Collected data
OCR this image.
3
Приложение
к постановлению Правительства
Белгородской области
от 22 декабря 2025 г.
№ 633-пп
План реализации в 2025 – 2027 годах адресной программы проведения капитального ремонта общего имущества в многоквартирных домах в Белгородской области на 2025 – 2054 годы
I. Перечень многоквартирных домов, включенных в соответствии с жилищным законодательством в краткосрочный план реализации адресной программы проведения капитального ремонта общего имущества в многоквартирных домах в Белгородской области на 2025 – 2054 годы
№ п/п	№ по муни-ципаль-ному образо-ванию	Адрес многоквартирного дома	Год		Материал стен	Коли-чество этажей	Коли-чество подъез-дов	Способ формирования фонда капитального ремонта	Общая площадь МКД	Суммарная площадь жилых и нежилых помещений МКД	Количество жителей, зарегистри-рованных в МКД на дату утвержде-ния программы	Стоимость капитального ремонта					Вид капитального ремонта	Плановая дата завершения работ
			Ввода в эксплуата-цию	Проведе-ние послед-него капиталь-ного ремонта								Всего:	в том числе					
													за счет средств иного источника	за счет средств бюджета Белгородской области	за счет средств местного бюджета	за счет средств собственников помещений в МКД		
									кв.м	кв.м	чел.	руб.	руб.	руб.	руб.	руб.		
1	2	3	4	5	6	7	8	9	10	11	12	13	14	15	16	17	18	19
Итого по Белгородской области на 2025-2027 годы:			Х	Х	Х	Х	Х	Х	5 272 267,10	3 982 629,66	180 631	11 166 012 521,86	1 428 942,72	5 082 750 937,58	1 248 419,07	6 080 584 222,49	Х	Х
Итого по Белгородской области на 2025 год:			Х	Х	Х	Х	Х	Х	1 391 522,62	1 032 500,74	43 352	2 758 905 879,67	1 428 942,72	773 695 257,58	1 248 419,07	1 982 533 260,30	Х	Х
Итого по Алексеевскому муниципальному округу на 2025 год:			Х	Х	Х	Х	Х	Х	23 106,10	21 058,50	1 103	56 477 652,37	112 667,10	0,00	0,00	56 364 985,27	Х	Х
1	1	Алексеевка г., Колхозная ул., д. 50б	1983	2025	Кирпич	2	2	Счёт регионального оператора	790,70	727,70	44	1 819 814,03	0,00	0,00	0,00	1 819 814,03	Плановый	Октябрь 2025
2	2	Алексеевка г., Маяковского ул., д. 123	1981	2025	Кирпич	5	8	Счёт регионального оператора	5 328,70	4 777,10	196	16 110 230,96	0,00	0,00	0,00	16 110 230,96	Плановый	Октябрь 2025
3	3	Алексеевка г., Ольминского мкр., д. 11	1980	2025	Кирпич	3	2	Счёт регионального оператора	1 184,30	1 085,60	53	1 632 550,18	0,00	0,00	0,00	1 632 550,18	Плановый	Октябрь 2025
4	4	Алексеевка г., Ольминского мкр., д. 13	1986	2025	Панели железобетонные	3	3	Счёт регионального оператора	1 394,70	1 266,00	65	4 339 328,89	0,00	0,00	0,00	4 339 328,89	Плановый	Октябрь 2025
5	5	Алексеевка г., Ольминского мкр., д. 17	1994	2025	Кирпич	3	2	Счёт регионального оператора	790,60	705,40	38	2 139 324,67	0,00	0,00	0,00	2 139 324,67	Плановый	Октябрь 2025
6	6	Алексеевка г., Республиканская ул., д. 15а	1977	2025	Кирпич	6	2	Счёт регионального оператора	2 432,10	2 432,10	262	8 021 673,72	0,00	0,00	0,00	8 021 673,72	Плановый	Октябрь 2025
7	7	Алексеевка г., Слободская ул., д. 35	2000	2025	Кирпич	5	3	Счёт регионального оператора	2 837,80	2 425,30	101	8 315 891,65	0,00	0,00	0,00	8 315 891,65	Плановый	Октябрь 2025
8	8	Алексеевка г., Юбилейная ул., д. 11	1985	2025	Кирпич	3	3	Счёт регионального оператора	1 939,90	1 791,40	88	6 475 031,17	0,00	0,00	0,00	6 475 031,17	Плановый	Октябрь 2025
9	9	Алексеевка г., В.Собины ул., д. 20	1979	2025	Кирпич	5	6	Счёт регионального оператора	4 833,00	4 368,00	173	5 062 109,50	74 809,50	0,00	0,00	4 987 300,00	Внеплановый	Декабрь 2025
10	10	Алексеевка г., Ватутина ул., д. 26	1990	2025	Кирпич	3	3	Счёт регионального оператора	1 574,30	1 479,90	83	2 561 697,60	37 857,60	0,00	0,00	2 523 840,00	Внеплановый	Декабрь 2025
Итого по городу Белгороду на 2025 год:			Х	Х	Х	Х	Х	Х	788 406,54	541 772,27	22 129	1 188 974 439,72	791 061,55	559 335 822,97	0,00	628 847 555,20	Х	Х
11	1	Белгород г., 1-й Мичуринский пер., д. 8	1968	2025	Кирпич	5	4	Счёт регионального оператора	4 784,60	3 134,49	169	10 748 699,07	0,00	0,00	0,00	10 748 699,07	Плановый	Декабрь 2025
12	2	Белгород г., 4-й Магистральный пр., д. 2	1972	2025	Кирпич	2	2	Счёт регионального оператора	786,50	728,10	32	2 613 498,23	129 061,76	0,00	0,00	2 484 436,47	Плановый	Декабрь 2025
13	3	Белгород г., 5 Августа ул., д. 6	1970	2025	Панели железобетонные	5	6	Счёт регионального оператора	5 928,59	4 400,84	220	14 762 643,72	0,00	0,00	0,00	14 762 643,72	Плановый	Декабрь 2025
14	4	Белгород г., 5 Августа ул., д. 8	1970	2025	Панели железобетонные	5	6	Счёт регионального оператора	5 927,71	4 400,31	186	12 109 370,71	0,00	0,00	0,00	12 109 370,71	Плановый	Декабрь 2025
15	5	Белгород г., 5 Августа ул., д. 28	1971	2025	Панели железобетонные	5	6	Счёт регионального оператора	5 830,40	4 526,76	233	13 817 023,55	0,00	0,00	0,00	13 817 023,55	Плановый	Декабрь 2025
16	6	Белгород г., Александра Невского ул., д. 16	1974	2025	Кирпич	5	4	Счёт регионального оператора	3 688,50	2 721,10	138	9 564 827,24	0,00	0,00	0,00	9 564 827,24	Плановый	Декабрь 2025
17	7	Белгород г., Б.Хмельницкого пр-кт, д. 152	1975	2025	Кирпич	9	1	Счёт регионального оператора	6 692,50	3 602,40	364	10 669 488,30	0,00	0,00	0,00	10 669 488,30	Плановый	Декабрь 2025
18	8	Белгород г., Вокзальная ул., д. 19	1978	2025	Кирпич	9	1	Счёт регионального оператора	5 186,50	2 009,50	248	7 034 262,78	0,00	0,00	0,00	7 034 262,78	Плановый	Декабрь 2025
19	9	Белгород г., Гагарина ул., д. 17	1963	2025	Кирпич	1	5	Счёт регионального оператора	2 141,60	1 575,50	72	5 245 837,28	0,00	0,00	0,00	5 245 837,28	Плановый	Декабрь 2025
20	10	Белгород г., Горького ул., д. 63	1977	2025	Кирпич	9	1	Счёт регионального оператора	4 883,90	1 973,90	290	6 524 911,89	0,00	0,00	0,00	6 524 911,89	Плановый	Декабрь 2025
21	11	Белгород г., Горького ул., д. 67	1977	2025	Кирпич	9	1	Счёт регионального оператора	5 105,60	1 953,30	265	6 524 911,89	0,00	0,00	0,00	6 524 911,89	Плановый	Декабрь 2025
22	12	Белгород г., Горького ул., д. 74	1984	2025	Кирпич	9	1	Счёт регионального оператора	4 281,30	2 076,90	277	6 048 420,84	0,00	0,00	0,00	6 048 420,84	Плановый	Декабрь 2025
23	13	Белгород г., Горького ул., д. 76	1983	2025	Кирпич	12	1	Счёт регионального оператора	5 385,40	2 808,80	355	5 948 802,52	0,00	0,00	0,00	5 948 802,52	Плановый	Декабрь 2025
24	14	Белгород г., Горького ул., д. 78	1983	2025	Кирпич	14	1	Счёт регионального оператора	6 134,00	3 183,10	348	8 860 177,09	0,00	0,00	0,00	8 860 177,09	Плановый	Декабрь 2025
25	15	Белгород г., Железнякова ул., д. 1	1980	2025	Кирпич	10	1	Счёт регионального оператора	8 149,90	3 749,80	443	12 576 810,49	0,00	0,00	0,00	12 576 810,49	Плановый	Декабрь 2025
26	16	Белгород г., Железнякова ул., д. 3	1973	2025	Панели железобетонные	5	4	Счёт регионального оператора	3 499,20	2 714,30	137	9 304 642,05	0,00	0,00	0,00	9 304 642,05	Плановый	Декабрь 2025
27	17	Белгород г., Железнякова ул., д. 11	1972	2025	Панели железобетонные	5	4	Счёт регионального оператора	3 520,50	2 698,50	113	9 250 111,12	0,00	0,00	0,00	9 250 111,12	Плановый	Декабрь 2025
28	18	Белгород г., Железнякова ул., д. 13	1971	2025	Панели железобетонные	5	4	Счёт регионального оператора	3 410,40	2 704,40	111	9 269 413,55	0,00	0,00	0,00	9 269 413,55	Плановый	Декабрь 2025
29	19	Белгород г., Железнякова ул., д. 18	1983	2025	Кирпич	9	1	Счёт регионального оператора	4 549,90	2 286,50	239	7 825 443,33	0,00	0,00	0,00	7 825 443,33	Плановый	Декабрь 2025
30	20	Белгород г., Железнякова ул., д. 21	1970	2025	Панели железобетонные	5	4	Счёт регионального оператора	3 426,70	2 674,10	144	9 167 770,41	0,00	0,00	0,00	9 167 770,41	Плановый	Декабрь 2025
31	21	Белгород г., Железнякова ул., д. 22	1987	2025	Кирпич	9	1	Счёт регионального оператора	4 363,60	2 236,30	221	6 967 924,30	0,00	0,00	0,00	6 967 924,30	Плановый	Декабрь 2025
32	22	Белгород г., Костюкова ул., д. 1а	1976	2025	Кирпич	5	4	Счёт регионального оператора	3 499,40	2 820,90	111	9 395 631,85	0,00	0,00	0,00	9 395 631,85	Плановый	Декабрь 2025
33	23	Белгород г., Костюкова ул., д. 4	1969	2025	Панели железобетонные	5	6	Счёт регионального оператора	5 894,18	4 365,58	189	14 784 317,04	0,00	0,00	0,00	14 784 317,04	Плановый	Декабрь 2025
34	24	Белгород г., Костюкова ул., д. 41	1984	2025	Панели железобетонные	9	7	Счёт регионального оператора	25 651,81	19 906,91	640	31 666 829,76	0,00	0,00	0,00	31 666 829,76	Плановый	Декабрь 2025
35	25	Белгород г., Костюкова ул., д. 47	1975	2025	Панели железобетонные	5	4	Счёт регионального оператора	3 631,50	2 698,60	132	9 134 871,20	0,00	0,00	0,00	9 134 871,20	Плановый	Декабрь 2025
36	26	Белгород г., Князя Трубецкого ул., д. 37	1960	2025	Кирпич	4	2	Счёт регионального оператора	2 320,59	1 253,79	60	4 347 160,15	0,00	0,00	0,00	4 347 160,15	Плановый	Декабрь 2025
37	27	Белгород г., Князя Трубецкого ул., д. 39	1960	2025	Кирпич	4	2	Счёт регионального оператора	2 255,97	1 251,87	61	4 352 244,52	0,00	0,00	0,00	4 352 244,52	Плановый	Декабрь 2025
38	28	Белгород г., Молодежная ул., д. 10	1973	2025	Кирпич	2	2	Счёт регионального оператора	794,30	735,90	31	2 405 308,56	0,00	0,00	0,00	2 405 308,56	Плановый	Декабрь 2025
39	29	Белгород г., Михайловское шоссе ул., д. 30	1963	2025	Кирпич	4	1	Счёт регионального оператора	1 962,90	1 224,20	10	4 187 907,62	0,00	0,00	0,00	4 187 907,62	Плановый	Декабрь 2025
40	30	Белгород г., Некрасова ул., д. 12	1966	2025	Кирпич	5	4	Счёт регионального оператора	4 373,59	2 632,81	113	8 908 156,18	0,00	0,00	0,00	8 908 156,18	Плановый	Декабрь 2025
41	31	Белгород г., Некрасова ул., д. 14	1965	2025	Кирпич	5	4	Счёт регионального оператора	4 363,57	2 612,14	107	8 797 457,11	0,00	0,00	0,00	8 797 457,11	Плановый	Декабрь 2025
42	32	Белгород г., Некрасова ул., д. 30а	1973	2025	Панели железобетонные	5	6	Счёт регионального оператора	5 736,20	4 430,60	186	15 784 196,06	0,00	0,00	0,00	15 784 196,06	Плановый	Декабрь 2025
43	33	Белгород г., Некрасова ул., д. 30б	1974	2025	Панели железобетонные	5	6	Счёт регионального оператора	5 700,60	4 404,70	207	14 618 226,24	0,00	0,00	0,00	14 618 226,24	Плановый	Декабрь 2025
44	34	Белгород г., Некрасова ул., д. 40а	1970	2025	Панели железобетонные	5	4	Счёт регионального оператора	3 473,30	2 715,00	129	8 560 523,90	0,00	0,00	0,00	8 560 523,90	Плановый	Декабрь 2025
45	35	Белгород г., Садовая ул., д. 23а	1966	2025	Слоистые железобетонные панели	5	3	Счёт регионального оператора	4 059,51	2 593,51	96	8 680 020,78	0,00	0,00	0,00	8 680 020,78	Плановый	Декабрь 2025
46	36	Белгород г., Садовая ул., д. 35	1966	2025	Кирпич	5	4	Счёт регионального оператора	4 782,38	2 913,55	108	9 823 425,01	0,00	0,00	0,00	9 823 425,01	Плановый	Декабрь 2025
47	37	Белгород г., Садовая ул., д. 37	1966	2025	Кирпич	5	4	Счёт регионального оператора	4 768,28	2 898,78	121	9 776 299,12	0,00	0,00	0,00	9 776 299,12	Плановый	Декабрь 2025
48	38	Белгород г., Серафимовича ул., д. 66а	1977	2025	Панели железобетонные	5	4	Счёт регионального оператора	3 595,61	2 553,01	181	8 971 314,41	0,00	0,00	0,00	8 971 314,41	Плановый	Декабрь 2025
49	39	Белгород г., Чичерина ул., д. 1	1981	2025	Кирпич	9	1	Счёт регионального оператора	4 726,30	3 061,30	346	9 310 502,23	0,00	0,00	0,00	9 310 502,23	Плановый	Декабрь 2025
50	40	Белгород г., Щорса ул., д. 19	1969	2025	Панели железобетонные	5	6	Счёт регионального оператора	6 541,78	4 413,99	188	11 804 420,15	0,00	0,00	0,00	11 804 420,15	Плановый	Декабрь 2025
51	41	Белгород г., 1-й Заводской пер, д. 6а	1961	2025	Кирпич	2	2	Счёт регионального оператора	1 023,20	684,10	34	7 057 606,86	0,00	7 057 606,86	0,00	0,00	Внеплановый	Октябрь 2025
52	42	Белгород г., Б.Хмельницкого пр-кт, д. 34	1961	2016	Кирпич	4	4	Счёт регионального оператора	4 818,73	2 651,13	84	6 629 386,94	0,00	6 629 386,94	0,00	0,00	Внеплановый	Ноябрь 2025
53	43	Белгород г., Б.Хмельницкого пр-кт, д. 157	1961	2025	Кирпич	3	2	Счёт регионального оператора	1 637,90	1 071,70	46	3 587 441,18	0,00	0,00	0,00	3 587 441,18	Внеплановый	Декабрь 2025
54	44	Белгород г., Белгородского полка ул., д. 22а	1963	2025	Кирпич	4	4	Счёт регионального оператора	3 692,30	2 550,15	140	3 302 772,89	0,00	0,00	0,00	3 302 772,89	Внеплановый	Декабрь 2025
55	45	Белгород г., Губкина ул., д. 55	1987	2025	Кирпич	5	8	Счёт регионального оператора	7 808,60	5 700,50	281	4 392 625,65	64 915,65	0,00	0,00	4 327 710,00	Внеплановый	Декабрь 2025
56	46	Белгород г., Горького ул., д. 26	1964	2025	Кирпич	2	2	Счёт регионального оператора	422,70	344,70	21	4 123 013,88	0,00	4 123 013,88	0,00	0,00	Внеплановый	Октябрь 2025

What to do:
Using the records given above, list every line that includes the word "имущества".

Answer in full:
План реализации в 2025 – 2027 годах адресной программы проведения капитального ремонта общего имущества в многоквартирных домах в Белгородской области на 2025 – 2054 годы
I. Перечень многоквартирных домов, включенных в соответствии с жилищным законодательством в краткосрочный план реализации адресной программы проведения капитального ремонта общего имущества в многоквартирных домах в Белгородской области на 2025 – 2054 годы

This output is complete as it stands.